Given exercise -
From the entries below, list each line with "content".

·····

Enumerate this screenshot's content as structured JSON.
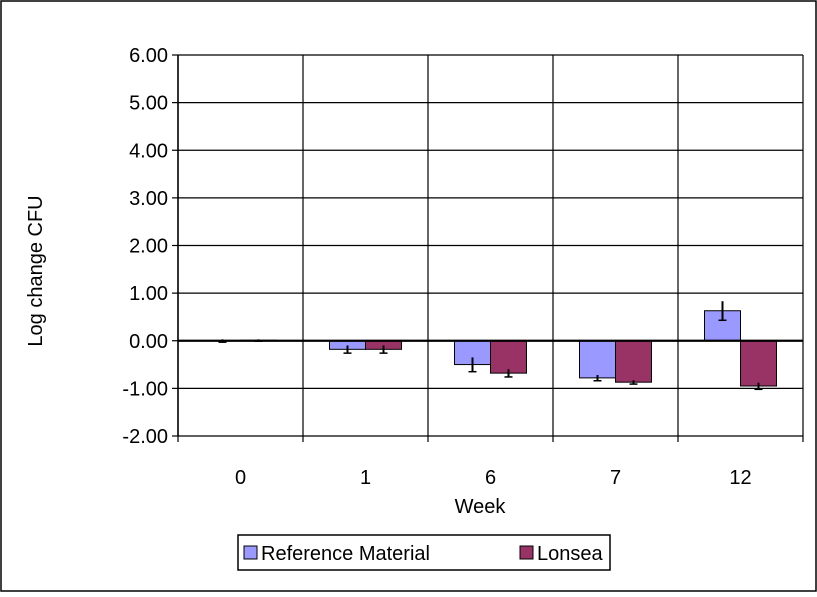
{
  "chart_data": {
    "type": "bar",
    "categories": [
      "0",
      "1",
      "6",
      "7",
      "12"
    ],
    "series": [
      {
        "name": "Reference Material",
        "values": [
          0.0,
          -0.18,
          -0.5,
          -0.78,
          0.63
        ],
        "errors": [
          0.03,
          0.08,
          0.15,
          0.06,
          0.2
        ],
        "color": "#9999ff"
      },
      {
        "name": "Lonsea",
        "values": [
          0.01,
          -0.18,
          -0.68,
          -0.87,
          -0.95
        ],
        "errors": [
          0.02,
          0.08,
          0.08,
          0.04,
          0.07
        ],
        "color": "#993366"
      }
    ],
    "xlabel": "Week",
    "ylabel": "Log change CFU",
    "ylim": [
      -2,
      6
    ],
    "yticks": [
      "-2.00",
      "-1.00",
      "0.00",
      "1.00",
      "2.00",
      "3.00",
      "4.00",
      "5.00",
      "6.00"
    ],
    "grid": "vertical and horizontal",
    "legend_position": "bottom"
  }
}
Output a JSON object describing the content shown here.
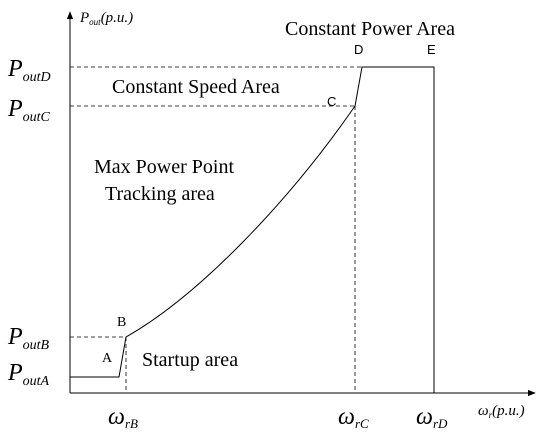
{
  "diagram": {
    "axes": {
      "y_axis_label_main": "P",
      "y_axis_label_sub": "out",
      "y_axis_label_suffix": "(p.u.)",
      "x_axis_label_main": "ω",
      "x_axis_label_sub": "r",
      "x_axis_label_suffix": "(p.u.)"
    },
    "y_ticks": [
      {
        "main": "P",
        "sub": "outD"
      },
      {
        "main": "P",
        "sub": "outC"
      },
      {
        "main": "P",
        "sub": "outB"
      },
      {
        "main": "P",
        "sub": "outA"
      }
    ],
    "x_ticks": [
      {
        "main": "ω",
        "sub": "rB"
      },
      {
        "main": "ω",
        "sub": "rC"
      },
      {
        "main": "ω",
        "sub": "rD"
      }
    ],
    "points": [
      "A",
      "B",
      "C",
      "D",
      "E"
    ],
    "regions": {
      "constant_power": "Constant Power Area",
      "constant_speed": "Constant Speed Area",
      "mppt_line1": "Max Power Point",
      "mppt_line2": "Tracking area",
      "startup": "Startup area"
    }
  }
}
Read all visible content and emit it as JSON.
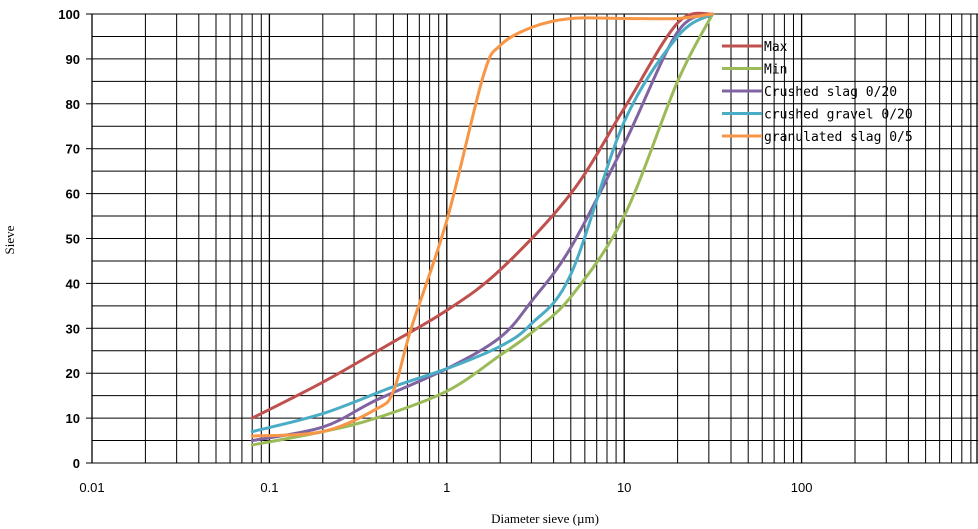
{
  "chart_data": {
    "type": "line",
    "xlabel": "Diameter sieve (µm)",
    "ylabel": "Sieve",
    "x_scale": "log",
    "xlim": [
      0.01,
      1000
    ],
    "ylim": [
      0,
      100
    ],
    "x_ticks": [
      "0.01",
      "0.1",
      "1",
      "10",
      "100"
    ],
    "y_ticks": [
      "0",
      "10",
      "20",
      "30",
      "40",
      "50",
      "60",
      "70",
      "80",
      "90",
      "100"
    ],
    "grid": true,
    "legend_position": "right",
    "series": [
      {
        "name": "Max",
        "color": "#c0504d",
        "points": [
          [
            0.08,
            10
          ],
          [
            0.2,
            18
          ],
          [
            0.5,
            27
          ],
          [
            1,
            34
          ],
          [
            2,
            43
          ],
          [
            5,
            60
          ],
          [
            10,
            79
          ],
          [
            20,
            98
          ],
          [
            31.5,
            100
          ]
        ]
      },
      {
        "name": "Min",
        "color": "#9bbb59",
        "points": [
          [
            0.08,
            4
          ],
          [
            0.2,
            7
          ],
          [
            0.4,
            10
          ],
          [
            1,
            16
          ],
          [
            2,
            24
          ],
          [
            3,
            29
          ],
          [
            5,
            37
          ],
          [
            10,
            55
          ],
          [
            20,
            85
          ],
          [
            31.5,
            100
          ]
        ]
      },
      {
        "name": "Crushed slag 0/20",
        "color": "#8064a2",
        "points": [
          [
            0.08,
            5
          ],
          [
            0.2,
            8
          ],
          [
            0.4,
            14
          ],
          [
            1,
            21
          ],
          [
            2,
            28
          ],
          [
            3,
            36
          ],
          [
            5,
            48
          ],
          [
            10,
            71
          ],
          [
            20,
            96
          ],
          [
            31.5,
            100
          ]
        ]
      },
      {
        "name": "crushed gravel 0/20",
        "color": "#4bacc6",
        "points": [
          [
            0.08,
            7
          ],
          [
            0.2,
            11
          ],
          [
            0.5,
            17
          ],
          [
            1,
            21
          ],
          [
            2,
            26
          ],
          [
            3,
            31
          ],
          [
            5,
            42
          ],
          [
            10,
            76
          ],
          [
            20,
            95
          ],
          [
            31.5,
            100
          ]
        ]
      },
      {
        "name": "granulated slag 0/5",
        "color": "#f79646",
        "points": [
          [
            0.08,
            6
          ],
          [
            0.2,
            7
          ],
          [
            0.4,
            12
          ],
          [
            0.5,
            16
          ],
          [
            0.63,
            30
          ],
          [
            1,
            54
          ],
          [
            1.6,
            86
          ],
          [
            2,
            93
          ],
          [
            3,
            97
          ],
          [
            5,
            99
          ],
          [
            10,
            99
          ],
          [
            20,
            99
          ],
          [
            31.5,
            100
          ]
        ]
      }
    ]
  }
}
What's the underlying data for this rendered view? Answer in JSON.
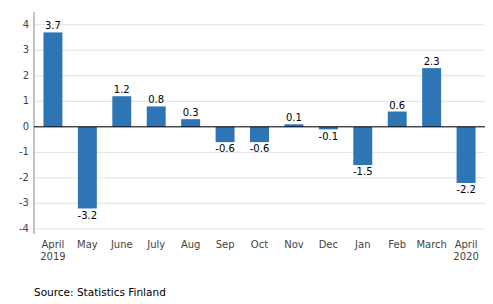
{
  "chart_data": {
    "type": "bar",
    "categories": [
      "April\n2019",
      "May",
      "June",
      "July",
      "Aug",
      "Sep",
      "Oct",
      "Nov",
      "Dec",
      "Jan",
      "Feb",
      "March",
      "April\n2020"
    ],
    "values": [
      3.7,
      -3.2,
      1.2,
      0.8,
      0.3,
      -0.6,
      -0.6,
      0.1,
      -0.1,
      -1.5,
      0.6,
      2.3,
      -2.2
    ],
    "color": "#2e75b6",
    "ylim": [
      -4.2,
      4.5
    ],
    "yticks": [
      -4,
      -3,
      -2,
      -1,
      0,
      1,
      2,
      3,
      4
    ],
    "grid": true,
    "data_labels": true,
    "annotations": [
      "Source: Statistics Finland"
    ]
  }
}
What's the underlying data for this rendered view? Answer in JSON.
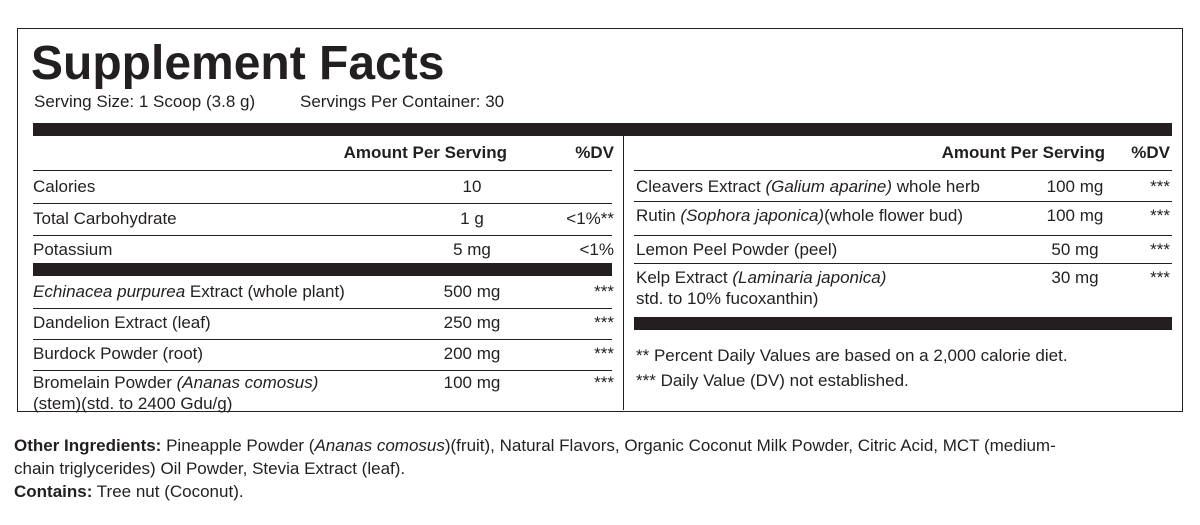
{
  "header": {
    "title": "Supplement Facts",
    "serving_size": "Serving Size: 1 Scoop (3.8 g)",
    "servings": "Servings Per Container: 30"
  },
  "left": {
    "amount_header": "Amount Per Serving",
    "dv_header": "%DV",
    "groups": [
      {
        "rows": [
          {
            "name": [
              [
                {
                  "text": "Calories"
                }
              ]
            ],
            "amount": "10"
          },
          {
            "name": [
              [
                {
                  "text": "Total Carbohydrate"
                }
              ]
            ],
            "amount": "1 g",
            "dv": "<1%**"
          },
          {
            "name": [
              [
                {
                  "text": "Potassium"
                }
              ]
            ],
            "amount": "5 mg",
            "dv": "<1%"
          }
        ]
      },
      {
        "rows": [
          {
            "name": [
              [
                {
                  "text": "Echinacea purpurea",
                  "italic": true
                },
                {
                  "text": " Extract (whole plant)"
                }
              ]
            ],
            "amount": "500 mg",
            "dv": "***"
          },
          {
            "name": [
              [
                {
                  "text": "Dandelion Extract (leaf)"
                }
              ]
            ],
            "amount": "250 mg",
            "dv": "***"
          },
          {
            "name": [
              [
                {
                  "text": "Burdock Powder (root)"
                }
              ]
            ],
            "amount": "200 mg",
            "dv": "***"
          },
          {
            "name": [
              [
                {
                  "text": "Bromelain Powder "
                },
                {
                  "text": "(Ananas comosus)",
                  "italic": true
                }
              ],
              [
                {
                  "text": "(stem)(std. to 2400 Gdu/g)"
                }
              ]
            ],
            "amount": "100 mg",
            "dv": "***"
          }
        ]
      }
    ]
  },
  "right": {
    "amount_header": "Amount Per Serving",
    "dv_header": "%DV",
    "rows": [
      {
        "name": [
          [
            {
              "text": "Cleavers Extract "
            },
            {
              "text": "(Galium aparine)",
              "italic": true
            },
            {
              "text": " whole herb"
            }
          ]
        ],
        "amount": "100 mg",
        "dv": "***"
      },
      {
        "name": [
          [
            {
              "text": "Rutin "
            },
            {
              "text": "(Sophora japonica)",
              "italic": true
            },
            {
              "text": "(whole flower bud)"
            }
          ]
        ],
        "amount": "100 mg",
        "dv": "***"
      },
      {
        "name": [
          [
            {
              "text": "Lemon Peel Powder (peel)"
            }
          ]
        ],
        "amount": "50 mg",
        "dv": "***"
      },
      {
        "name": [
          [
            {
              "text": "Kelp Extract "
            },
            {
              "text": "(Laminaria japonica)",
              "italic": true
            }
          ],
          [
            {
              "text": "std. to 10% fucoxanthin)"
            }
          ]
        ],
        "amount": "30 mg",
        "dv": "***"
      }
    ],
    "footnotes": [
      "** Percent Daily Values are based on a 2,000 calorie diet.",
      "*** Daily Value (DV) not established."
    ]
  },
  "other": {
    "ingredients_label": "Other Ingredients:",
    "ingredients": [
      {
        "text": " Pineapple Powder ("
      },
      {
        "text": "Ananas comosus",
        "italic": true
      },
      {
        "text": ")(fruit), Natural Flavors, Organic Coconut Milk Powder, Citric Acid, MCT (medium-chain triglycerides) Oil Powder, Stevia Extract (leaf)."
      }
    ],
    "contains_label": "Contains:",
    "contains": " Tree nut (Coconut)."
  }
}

·····

Exercise output -
Enumerate this screenshot's content as structured JSON.
Output a JSON object describing the content shown here.
Read all visible content and emit it as JSON.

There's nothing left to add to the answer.